Extract the complete data exactly as given.

> [Records supplied]:
+++++

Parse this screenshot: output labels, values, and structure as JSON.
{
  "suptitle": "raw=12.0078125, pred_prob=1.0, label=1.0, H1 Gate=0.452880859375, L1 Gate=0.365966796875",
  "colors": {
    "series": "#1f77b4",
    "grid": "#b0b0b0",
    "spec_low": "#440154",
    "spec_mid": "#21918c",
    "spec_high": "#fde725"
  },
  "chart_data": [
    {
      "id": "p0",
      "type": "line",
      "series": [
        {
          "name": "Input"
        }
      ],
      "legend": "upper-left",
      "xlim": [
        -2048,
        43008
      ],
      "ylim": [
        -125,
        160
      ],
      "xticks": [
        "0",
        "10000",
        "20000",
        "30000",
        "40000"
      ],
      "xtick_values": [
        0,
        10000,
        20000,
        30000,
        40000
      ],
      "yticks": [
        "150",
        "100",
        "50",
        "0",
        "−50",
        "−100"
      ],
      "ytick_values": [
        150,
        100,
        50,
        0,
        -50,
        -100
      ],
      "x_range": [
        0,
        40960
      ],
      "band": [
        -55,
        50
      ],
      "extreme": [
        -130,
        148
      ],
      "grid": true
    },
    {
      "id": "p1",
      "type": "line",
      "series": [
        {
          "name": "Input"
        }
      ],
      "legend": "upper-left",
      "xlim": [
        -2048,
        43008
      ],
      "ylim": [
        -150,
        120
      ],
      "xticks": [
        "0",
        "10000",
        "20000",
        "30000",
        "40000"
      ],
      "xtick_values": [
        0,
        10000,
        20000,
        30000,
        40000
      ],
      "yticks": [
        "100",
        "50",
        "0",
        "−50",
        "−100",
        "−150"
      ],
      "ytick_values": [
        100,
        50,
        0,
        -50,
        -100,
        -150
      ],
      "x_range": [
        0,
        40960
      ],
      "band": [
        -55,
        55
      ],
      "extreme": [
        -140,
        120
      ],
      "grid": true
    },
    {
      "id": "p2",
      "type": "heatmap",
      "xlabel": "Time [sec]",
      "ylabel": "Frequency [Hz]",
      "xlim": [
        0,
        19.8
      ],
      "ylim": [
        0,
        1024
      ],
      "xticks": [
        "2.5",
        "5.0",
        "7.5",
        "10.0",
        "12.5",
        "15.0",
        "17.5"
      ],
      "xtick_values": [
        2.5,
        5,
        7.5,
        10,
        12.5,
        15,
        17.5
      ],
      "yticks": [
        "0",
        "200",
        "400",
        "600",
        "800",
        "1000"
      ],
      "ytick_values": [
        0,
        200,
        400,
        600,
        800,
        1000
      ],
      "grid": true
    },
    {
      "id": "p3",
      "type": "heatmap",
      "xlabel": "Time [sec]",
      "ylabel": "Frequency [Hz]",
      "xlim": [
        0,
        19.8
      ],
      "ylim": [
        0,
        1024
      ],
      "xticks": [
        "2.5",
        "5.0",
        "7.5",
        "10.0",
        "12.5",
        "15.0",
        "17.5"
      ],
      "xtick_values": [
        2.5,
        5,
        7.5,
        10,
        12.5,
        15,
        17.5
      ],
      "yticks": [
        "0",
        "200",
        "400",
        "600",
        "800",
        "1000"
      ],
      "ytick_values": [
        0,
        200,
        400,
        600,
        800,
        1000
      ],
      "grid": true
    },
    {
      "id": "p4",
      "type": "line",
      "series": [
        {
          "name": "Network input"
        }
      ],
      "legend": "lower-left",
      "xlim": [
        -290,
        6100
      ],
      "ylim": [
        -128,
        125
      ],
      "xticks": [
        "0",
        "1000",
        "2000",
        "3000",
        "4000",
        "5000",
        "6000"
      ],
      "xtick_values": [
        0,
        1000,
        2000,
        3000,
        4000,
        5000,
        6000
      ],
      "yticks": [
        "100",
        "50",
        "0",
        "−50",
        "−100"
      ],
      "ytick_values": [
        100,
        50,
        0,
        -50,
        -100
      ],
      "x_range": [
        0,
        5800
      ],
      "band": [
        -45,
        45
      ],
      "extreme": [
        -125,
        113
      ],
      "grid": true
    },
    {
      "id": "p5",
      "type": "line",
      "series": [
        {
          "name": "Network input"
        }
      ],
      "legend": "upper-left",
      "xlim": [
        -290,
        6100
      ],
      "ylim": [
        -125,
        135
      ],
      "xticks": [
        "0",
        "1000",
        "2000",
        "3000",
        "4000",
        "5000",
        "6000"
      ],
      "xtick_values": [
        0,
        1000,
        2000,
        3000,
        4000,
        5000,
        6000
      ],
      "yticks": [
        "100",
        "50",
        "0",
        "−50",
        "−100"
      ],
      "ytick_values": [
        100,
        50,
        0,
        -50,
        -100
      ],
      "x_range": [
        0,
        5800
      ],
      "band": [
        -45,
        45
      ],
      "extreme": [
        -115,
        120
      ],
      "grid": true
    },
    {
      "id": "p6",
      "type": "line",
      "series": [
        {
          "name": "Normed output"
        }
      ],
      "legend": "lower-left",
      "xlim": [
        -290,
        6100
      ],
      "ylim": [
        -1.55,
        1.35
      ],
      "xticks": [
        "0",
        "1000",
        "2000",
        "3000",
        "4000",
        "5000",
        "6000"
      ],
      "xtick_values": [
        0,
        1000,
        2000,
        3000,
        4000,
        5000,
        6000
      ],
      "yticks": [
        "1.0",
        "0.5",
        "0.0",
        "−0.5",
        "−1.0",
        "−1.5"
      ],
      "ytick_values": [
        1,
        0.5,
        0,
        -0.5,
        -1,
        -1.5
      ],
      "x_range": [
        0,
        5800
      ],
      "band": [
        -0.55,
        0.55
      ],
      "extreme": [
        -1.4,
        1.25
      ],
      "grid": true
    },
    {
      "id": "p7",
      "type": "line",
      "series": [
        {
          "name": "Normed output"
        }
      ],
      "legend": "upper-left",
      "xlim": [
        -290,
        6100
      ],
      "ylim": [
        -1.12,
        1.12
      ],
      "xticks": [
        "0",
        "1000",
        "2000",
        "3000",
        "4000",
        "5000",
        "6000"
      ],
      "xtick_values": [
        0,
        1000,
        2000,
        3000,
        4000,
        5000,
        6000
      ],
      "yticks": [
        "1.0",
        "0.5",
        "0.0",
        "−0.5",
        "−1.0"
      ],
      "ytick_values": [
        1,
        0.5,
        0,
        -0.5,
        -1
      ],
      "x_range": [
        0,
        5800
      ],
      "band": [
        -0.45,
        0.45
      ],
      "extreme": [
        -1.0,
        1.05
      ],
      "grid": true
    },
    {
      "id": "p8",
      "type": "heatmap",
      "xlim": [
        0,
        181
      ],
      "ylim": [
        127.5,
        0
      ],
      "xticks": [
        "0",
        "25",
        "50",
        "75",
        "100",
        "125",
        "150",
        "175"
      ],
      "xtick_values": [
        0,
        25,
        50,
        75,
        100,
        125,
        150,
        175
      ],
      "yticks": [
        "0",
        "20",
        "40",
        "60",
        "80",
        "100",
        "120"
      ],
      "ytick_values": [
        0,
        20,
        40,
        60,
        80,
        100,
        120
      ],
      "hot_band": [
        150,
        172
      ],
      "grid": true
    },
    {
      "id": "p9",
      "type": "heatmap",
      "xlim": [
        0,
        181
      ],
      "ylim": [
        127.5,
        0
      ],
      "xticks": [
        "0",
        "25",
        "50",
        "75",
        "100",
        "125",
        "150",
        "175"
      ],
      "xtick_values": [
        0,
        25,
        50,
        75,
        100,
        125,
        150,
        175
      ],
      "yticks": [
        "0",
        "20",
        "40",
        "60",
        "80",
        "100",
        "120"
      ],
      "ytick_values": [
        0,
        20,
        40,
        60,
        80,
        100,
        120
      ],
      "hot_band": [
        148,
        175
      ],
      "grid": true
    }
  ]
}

+++++

> [Task solution]:
Parse this screenshot: output labels, values, and structure as JSON.
{
  "suptitle": "raw=12.0078125, pred_prob=1.0, label=1.0, H1 Gate=0.452880859375, L1 Gate=0.365966796875",
  "colors": {
    "series": "#1f77b4",
    "grid": "#b0b0b0",
    "spec_low": "#440154",
    "spec_mid": "#21918c",
    "spec_high": "#fde725"
  },
  "chart_data": [
    {
      "id": "p0",
      "type": "line",
      "series": [
        {
          "name": "Input"
        }
      ],
      "legend": "upper-left",
      "xlim": [
        -2048,
        43008
      ],
      "ylim": [
        -125,
        160
      ],
      "xticks": [
        "0",
        "10000",
        "20000",
        "30000",
        "40000"
      ],
      "xtick_values": [
        0,
        10000,
        20000,
        30000,
        40000
      ],
      "yticks": [
        "150",
        "100",
        "50",
        "0",
        "−50",
        "−100"
      ],
      "ytick_values": [
        150,
        100,
        50,
        0,
        -50,
        -100
      ],
      "x_range": [
        0,
        40960
      ],
      "band": [
        -55,
        50
      ],
      "extreme": [
        -130,
        148
      ],
      "grid": true
    },
    {
      "id": "p1",
      "type": "line",
      "series": [
        {
          "name": "Input"
        }
      ],
      "legend": "upper-left",
      "xlim": [
        -2048,
        43008
      ],
      "ylim": [
        -150,
        120
      ],
      "xticks": [
        "0",
        "10000",
        "20000",
        "30000",
        "40000"
      ],
      "xtick_values": [
        0,
        10000,
        20000,
        30000,
        40000
      ],
      "yticks": [
        "100",
        "50",
        "0",
        "−50",
        "−100",
        "−150"
      ],
      "ytick_values": [
        100,
        50,
        0,
        -50,
        -100,
        -150
      ],
      "x_range": [
        0,
        40960
      ],
      "band": [
        -55,
        55
      ],
      "extreme": [
        -140,
        120
      ],
      "grid": true
    },
    {
      "id": "p2",
      "type": "heatmap",
      "xlabel": "Time [sec]",
      "ylabel": "Frequency [Hz]",
      "xlim": [
        0,
        19.8
      ],
      "ylim": [
        0,
        1024
      ],
      "xticks": [
        "2.5",
        "5.0",
        "7.5",
        "10.0",
        "12.5",
        "15.0",
        "17.5"
      ],
      "xtick_values": [
        2.5,
        5,
        7.5,
        10,
        12.5,
        15,
        17.5
      ],
      "yticks": [
        "0",
        "200",
        "400",
        "600",
        "800",
        "1000"
      ],
      "ytick_values": [
        0,
        200,
        400,
        600,
        800,
        1000
      ],
      "grid": true
    },
    {
      "id": "p3",
      "type": "heatmap",
      "xlabel": "Time [sec]",
      "ylabel": "Frequency [Hz]",
      "xlim": [
        0,
        19.8
      ],
      "ylim": [
        0,
        1024
      ],
      "xticks": [
        "2.5",
        "5.0",
        "7.5",
        "10.0",
        "12.5",
        "15.0",
        "17.5"
      ],
      "xtick_values": [
        2.5,
        5,
        7.5,
        10,
        12.5,
        15,
        17.5
      ],
      "yticks": [
        "0",
        "200",
        "400",
        "600",
        "800",
        "1000"
      ],
      "ytick_values": [
        0,
        200,
        400,
        600,
        800,
        1000
      ],
      "grid": true
    },
    {
      "id": "p4",
      "type": "line",
      "series": [
        {
          "name": "Network input"
        }
      ],
      "legend": "lower-left",
      "xlim": [
        -290,
        6100
      ],
      "ylim": [
        -128,
        125
      ],
      "xticks": [
        "0",
        "1000",
        "2000",
        "3000",
        "4000",
        "5000",
        "6000"
      ],
      "xtick_values": [
        0,
        1000,
        2000,
        3000,
        4000,
        5000,
        6000
      ],
      "yticks": [
        "100",
        "50",
        "0",
        "−50",
        "−100"
      ],
      "ytick_values": [
        100,
        50,
        0,
        -50,
        -100
      ],
      "x_range": [
        0,
        5800
      ],
      "band": [
        -45,
        45
      ],
      "extreme": [
        -125,
        113
      ],
      "grid": true
    },
    {
      "id": "p5",
      "type": "line",
      "series": [
        {
          "name": "Network input"
        }
      ],
      "legend": "upper-left",
      "xlim": [
        -290,
        6100
      ],
      "ylim": [
        -125,
        135
      ],
      "xticks": [
        "0",
        "1000",
        "2000",
        "3000",
        "4000",
        "5000",
        "6000"
      ],
      "xtick_values": [
        0,
        1000,
        2000,
        3000,
        4000,
        5000,
        6000
      ],
      "yticks": [
        "100",
        "50",
        "0",
        "−50",
        "−100"
      ],
      "ytick_values": [
        100,
        50,
        0,
        -50,
        -100
      ],
      "x_range": [
        0,
        5800
      ],
      "band": [
        -45,
        45
      ],
      "extreme": [
        -115,
        120
      ],
      "grid": true
    },
    {
      "id": "p6",
      "type": "line",
      "series": [
        {
          "name": "Normed output"
        }
      ],
      "legend": "lower-left",
      "xlim": [
        -290,
        6100
      ],
      "ylim": [
        -1.55,
        1.35
      ],
      "xticks": [
        "0",
        "1000",
        "2000",
        "3000",
        "4000",
        "5000",
        "6000"
      ],
      "xtick_values": [
        0,
        1000,
        2000,
        3000,
        4000,
        5000,
        6000
      ],
      "yticks": [
        "1.0",
        "0.5",
        "0.0",
        "−0.5",
        "−1.0",
        "−1.5"
      ],
      "ytick_values": [
        1,
        0.5,
        0,
        -0.5,
        -1,
        -1.5
      ],
      "x_range": [
        0,
        5800
      ],
      "band": [
        -0.55,
        0.55
      ],
      "extreme": [
        -1.4,
        1.25
      ],
      "grid": true
    },
    {
      "id": "p7",
      "type": "line",
      "series": [
        {
          "name": "Normed output"
        }
      ],
      "legend": "upper-left",
      "xlim": [
        -290,
        6100
      ],
      "ylim": [
        -1.12,
        1.12
      ],
      "xticks": [
        "0",
        "1000",
        "2000",
        "3000",
        "4000",
        "5000",
        "6000"
      ],
      "xtick_values": [
        0,
        1000,
        2000,
        3000,
        4000,
        5000,
        6000
      ],
      "yticks": [
        "1.0",
        "0.5",
        "0.0",
        "−0.5",
        "−1.0"
      ],
      "ytick_values": [
        1,
        0.5,
        0,
        -0.5,
        -1
      ],
      "x_range": [
        0,
        5800
      ],
      "band": [
        -0.45,
        0.45
      ],
      "extreme": [
        -1.0,
        1.05
      ],
      "grid": true
    },
    {
      "id": "p8",
      "type": "heatmap",
      "xlim": [
        0,
        181
      ],
      "ylim": [
        127.5,
        0
      ],
      "xticks": [
        "0",
        "25",
        "50",
        "75",
        "100",
        "125",
        "150",
        "175"
      ],
      "xtick_values": [
        0,
        25,
        50,
        75,
        100,
        125,
        150,
        175
      ],
      "yticks": [
        "0",
        "20",
        "40",
        "60",
        "80",
        "100",
        "120"
      ],
      "ytick_values": [
        0,
        20,
        40,
        60,
        80,
        100,
        120
      ],
      "hot_band": [
        150,
        172
      ],
      "grid": true
    },
    {
      "id": "p9",
      "type": "heatmap",
      "xlim": [
        0,
        181
      ],
      "ylim": [
        127.5,
        0
      ],
      "xticks": [
        "0",
        "25",
        "50",
        "75",
        "100",
        "125",
        "150",
        "175"
      ],
      "xtick_values": [
        0,
        25,
        50,
        75,
        100,
        125,
        150,
        175
      ],
      "yticks": [
        "0",
        "20",
        "40",
        "60",
        "80",
        "100",
        "120"
      ],
      "ytick_values": [
        0,
        20,
        40,
        60,
        80,
        100,
        120
      ],
      "hot_band": [
        148,
        175
      ],
      "grid": true
    }
  ]
}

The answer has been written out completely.